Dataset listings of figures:
○ ○ ○ ○ ○

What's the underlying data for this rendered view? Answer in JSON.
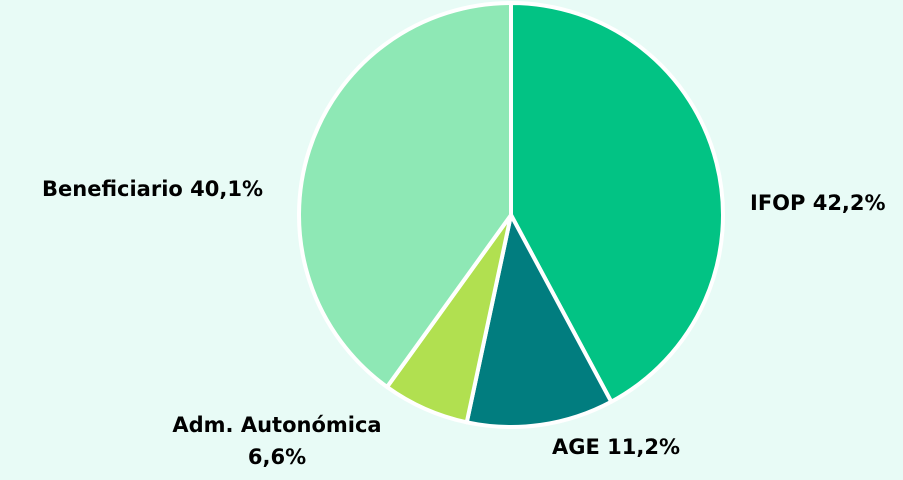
{
  "chart_data": {
    "type": "pie",
    "title": "",
    "slices": [
      {
        "label": "IFOP",
        "value": 42.2,
        "value_text": "42,2%",
        "color": "#02c384"
      },
      {
        "label": "AGE",
        "value": 11.2,
        "value_text": "11,2%",
        "color": "#017d7f"
      },
      {
        "label": "Adm. Autonómica",
        "value": 6.6,
        "value_text": "6,6%",
        "color": "#b1e050"
      },
      {
        "label": "Beneficiario",
        "value": 40.1,
        "value_text": "40,1%",
        "color": "#8ee8b5"
      }
    ],
    "start_angle": "12 o'clock",
    "direction": "clockwise",
    "slice_border_color": "#ffffff",
    "legend": "none",
    "background_color": "#e8fbf6"
  }
}
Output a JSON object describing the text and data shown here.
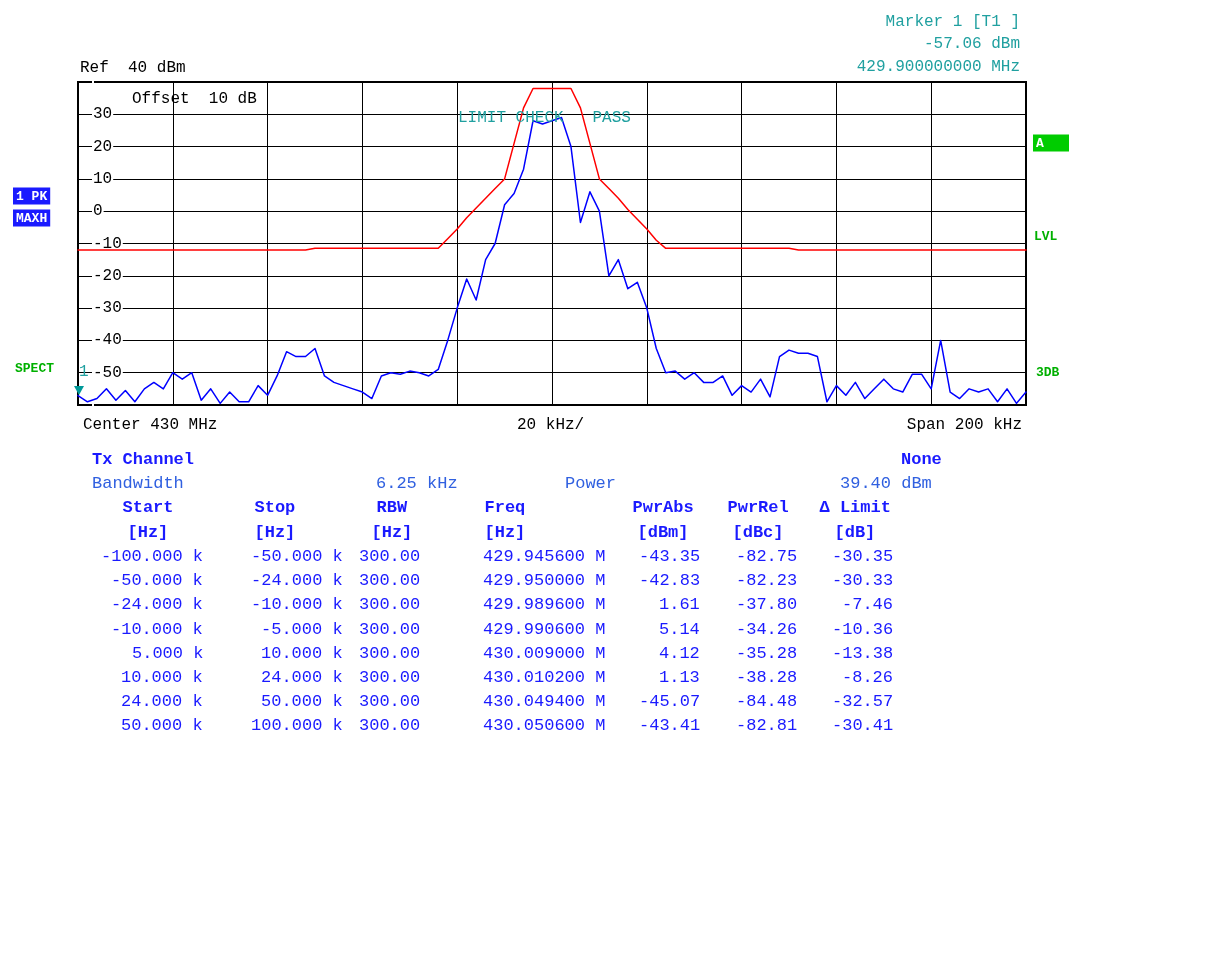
{
  "chart_data": [
    {
      "type": "line",
      "categories": [
        null,
        null,
        null,
        null,
        null,
        null,
        null,
        null,
        null,
        null,
        null,
        null,
        null,
        null,
        null,
        null,
        null,
        null,
        null,
        null,
        null,
        null,
        null,
        null,
        null,
        null,
        null,
        null,
        null,
        null,
        null,
        null,
        null,
        null,
        null,
        null,
        null,
        null,
        null,
        null,
        null,
        null,
        null,
        null,
        null,
        null,
        null,
        null,
        null,
        null,
        null,
        null,
        null,
        null,
        null,
        null,
        null,
        null,
        null,
        null,
        null,
        null,
        null,
        null,
        null,
        null,
        null,
        null,
        null,
        null,
        null,
        null,
        null,
        null,
        null,
        null,
        null,
        null,
        null,
        null,
        null,
        null,
        null,
        null,
        null,
        null,
        null,
        null,
        null,
        null,
        null,
        null,
        null,
        null,
        null,
        null,
        null,
        null,
        null,
        null,
        null
      ],
      "ylim": [
        -60,
        40
      ],
      "yticks": [
        {
          "value": -60,
          "label": null
        },
        -50,
        -40,
        -30,
        -20,
        -10,
        0,
        10,
        20,
        30,
        {
          "value": 40,
          "label": null
        }
      ],
      "grid": true,
      "marker": "none",
      "line_style": "solid",
      "series": [
        {
          "color": "#0000ff",
          "values": [
            -57.06,
            -59,
            -58,
            -55,
            -58.5,
            -55.5,
            -59,
            -55,
            -53,
            -55,
            -50,
            -52,
            -50,
            -58.5,
            -55,
            -59.5,
            -56,
            -59,
            -59,
            -54,
            -57,
            -51,
            -43.5,
            -45,
            -45,
            -42.5,
            -51,
            -53,
            -54,
            -55,
            -56,
            -58,
            -51,
            -50,
            -50.5,
            -49.5,
            -50,
            -51,
            -49,
            -40,
            -30,
            -21,
            -27.5,
            -15,
            -10,
            2,
            5.5,
            13,
            28,
            27,
            28,
            29,
            20,
            -3.5,
            6,
            0,
            -20,
            -15,
            -24,
            -22,
            -30,
            -42.5,
            -50,
            -49.5,
            -52,
            -50,
            -53,
            -53,
            -51,
            -57,
            -54,
            -56,
            -52,
            -57.5,
            -45,
            -43,
            -44,
            -44,
            -45,
            -59,
            -54,
            -57,
            -53,
            -58,
            -55,
            -52,
            -55,
            -56,
            -50.5,
            -50.5,
            -55,
            -40,
            -56,
            -58,
            -55,
            -56,
            -55,
            -59,
            -55,
            -59.5,
            -56
          ]
        },
        {
          "color": "#ff0000",
          "values": [
            -12,
            -12,
            -12,
            -12,
            -12,
            -12,
            -12,
            -12,
            -12,
            -12,
            -12,
            -12,
            -12,
            -12,
            -12,
            -12,
            -12,
            -12,
            -12,
            -12,
            -12,
            -12,
            -12,
            -12,
            -12,
            -11.5,
            -11.5,
            -11.5,
            -11.5,
            -11.5,
            -11.5,
            -11.5,
            -11.5,
            -11.5,
            -11.5,
            -11.5,
            -11.5,
            -11.5,
            -11.5,
            -8.5,
            -5.5,
            -2,
            1,
            4,
            7,
            10,
            21,
            32,
            38,
            38,
            38,
            38,
            38,
            32,
            21,
            10,
            7,
            4,
            0.5,
            -2.5,
            -5.5,
            -9,
            -11.5,
            -11.5,
            -11.5,
            -11.5,
            -11.5,
            -11.5,
            -11.5,
            -11.5,
            -11.5,
            -11.5,
            -11.5,
            -11.5,
            -11.5,
            -11.5,
            -12,
            -12,
            -12,
            -12,
            -12,
            -12,
            -12,
            -12,
            -12,
            -12,
            -12,
            -12,
            -12,
            -12,
            -12,
            -12,
            -12,
            -12,
            -12,
            -12,
            -12,
            -12,
            -12,
            -12,
            -12
          ]
        }
      ],
      "annotations": [
        "Ref  40 dBm",
        "Offset  10 dB",
        "LIMIT CHECK   PASS",
        "Marker 1 [T1 ]",
        "-57.06 dBm",
        "429.900000000 MHz",
        "1 PK",
        "MAXH",
        "A",
        "LVL",
        "SPECT",
        "3DB",
        "Center 430 MHz",
        "20 kHz/",
        "Span 200 kHz",
        {
          "text": "1",
          "y": -57.06
        }
      ]
    },
    {
      "type": "other",
      "annotations": [
        "Tx Channel",
        "None",
        "Bandwidth",
        "6.25 kHz",
        "Power",
        "39.40 dBm",
        "Start",
        "Stop",
        "RBW",
        "Freq",
        "PwrAbs",
        "PwrRel",
        "Δ Limit",
        "[Hz]",
        "[Hz]",
        "[Hz]",
        "[Hz]",
        "[dBm]",
        "[dBc]",
        "[dB]",
        "-100.000 k",
        "-50.000 k",
        "300.00",
        "429.945600 M",
        "-43.35",
        "-82.75",
        "-30.35",
        "-50.000 k",
        "-24.000 k",
        "300.00",
        "429.950000 M",
        "-42.83",
        "-82.23",
        "-30.33",
        "-24.000 k",
        "-10.000 k",
        "300.00",
        "429.989600 M",
        "1.61",
        "-37.80",
        "-7.46",
        "-10.000 k",
        "-5.000 k",
        "300.00",
        "429.990600 M",
        "5.14",
        "-34.26",
        "-10.36",
        "5.000 k",
        "10.000 k",
        "300.00",
        "430.009000 M",
        "4.12",
        "-35.28",
        "-13.38",
        "10.000 k",
        "24.000 k",
        "300.00",
        "430.010200 M",
        "1.13",
        "-38.28",
        "-8.26",
        "24.000 k",
        "50.000 k",
        "300.00",
        "430.049400 M",
        "-45.07",
        "-84.48",
        "-32.57",
        "50.000 k",
        "100.000 k",
        "300.00",
        "430.050600 M",
        "-43.41",
        "-82.81",
        "-30.41"
      ]
    }
  ]
}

○ ○ ○ ○ ○

## Stated goal
The word "label" appears in how many lines of the records? Give the number only.

## Result for this task
6